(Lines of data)
==================================================
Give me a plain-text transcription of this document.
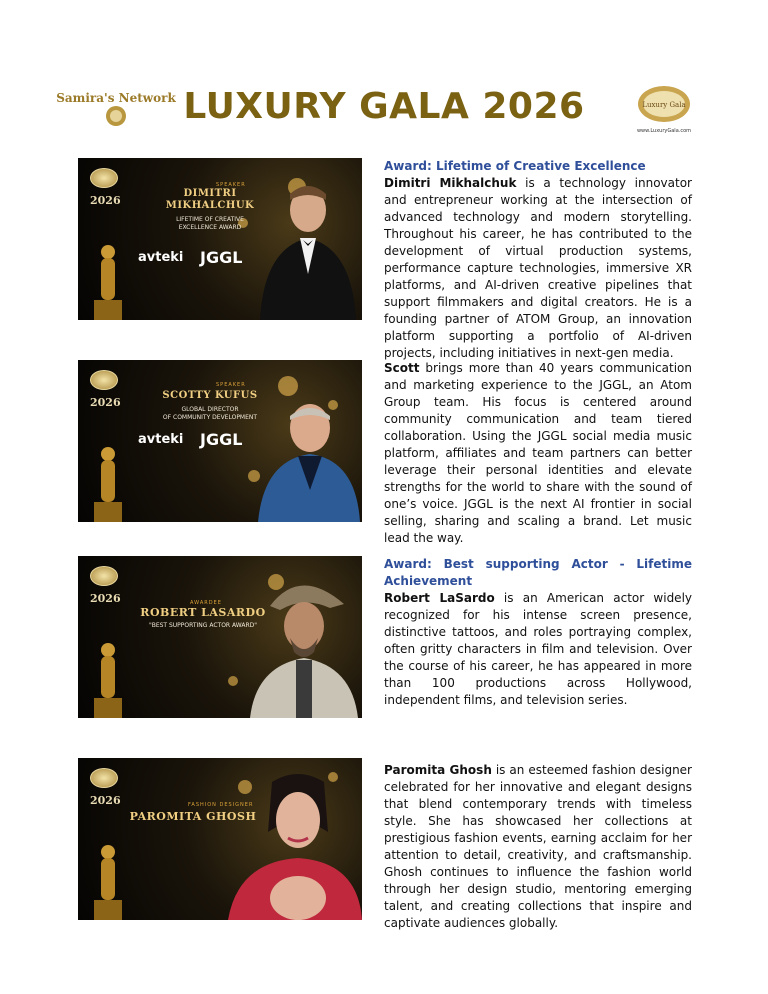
Samira's Network LUXURY GALA 2026	Luxury Gala
www.LuxuryGala.com
2026
SPEAKER
DIMITRI
MIKHALCHUK
LIFETIME OF CREATIVE
EXCELLENCE AWARD
avteki JGGL
Award: Lifetime of Creative Excellence
Dimitri Mikhalchuk is a technology innovator and entrepreneur working at the intersection of advanced technology and modern storytelling. Throughout his career, he has contributed to the development of virtual production systems, performance capture technologies, immersive XR platforms, and AI-driven creative pipelines that support filmmakers and digital creators. He is a founding partner of ATOM Group, an innovation platform supporting a portfolio of AI-driven projects, including initiatives in next-gen media.
2026
SPEAKER
SCOTTY KUFUS
GLOBAL DIRECTOR
OF COMMUNITY DEVELOPMENT
avteki JGGL
Scott brings more than 40 years communication and marketing experience to the JGGL, an Atom Group team. His focus is centered around community communication and team tiered collaboration. Using the JGGL social media music platform, affiliates and team partners can better leverage their personal identities and elevate strengths for the world to share with the sound of one’s voice. JGGL is the next AI frontier in social selling, sharing and scaling a brand. Let music lead the way.
2026	AWARDEE
ROBERT LASARDO
"BEST SUPPORTING ACTOR AWARD"
Award: Best supporting Actor - Lifetime Achievement
Robert LaSardo is an American actor widely recognized for his intense screen presence, distinctive tattoos, and roles portraying complex, often gritty characters in film and television. Over the course of his career, he has appeared in more than 100 productions across Hollywood, independent films, and television series.
2026	FASHION DESIGNER
PAROMITA GHOSH
Paromita Ghosh is an esteemed fashion designer celebrated for her innovative and elegant designs that blend contemporary trends with timeless style. She has showcased her collections at prestigious fashion events, earning acclaim for her attention to detail, creativity, and craftsmanship. Ghosh continues to influence the fashion world through her design studio, mentoring emerging talent, and creating collections that inspire and captivate audiences globally.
==================================================
## Request:
Without the pictures, reproduce every line of the records above exactly.

## Full response:
Give me a plain-text transcription of this document.
Samira's Network LUXURY GALA 2026	Luxury Gala
www.LuxuryGala.com
2026
SPEAKER
DIMITRI
MIKHALCHUK
LIFETIME OF CREATIVE
EXCELLENCE AWARD
avteki JGGL
Award: Lifetime of Creative Excellence
Dimitri Mikhalchuk is a technology innovator and entrepreneur working at the intersection of advanced technology and modern storytelling. Throughout his career, he has contributed to the development of virtual production systems, performance capture technologies, immersive XR platforms, and AI-driven creative pipelines that support filmmakers and digital creators. He is a founding partner of ATOM Group, an innovation platform supporting a portfolio of AI-driven projects, including initiatives in next-gen media.
2026
SPEAKER
SCOTTY KUFUS
GLOBAL DIRECTOR
OF COMMUNITY DEVELOPMENT
avteki JGGL
Scott brings more than 40 years communication and marketing experience to the JGGL, an Atom Group team. His focus is centered around community communication and team tiered collaboration. Using the JGGL social media music platform, affiliates and team partners can better leverage their personal identities and elevate strengths for the world to share with the sound of one’s voice. JGGL is the next AI frontier in social selling, sharing and scaling a brand. Let music lead the way.
2026	AWARDEE
ROBERT LASARDO
"BEST SUPPORTING ACTOR AWARD"
Award: Best supporting Actor - Lifetime Achievement
Robert LaSardo is an American actor widely recognized for his intense screen presence, distinctive tattoos, and roles portraying complex, often gritty characters in film and television. Over the course of his career, he has appeared in more than 100 productions across Hollywood, independent films, and television series.
2026	FASHION DESIGNER
PAROMITA GHOSH
Paromita Ghosh is an esteemed fashion designer celebrated for her innovative and elegant designs that blend contemporary trends with timeless style. She has showcased her collections at prestigious fashion events, earning acclaim for her attention to detail, creativity, and craftsmanship. Ghosh continues to influence the fashion world through her design studio, mentoring emerging talent, and creating collections that inspire and captivate audiences globally.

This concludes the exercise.